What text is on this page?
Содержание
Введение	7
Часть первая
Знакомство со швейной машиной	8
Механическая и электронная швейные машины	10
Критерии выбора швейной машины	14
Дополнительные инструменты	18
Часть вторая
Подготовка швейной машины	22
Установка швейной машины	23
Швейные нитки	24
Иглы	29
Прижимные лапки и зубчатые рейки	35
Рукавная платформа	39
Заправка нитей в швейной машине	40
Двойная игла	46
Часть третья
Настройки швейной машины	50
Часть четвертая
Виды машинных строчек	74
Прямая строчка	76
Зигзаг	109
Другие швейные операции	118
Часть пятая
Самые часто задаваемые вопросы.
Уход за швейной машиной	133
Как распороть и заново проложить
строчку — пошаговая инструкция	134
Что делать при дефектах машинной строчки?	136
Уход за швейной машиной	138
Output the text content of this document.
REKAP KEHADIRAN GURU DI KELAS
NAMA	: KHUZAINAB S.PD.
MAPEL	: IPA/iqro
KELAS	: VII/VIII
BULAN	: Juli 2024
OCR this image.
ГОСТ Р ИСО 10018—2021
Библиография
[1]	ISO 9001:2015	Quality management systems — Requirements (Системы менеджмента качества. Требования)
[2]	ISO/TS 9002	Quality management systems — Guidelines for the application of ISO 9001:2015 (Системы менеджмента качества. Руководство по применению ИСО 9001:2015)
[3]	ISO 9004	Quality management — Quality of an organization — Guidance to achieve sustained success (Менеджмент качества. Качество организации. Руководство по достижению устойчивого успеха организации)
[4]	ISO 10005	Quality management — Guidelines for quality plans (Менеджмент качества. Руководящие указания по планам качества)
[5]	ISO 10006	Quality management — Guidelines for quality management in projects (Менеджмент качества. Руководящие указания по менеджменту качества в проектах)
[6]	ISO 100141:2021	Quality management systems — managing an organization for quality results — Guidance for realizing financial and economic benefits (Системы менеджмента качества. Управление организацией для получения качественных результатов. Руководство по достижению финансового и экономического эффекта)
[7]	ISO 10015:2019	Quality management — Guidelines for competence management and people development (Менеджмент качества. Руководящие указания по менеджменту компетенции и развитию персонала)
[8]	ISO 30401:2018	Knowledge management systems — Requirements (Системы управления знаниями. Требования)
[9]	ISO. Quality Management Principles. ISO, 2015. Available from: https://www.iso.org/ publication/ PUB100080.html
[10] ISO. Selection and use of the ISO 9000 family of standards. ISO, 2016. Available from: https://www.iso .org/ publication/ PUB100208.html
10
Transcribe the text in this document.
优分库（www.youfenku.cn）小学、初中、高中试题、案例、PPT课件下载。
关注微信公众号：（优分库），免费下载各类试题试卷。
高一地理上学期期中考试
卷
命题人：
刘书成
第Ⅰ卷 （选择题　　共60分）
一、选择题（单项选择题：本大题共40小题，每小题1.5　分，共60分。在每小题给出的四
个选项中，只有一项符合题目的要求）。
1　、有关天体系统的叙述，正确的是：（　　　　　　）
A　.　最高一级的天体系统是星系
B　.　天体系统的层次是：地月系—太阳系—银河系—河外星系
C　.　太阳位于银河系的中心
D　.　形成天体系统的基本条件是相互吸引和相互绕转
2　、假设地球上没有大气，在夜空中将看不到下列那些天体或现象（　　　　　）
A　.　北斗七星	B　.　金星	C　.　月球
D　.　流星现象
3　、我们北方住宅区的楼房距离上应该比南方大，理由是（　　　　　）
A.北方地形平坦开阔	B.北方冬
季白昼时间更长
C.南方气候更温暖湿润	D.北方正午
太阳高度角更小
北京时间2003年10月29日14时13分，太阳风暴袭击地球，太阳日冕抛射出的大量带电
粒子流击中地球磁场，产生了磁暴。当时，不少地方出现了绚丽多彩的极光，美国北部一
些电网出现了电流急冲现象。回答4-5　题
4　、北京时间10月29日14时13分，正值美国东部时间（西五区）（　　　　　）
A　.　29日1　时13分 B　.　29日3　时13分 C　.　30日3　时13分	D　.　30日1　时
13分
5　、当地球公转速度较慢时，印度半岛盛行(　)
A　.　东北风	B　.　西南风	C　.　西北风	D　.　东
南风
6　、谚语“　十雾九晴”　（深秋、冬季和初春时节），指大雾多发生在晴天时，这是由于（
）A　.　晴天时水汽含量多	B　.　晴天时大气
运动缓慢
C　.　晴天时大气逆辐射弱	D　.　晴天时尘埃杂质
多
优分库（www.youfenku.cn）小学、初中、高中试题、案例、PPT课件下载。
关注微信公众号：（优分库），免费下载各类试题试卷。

==========

Exercise details:
Find all lines with "document" in them and copy each one.

Solution:
Output the text content of this document.
Transcribe the text in this document.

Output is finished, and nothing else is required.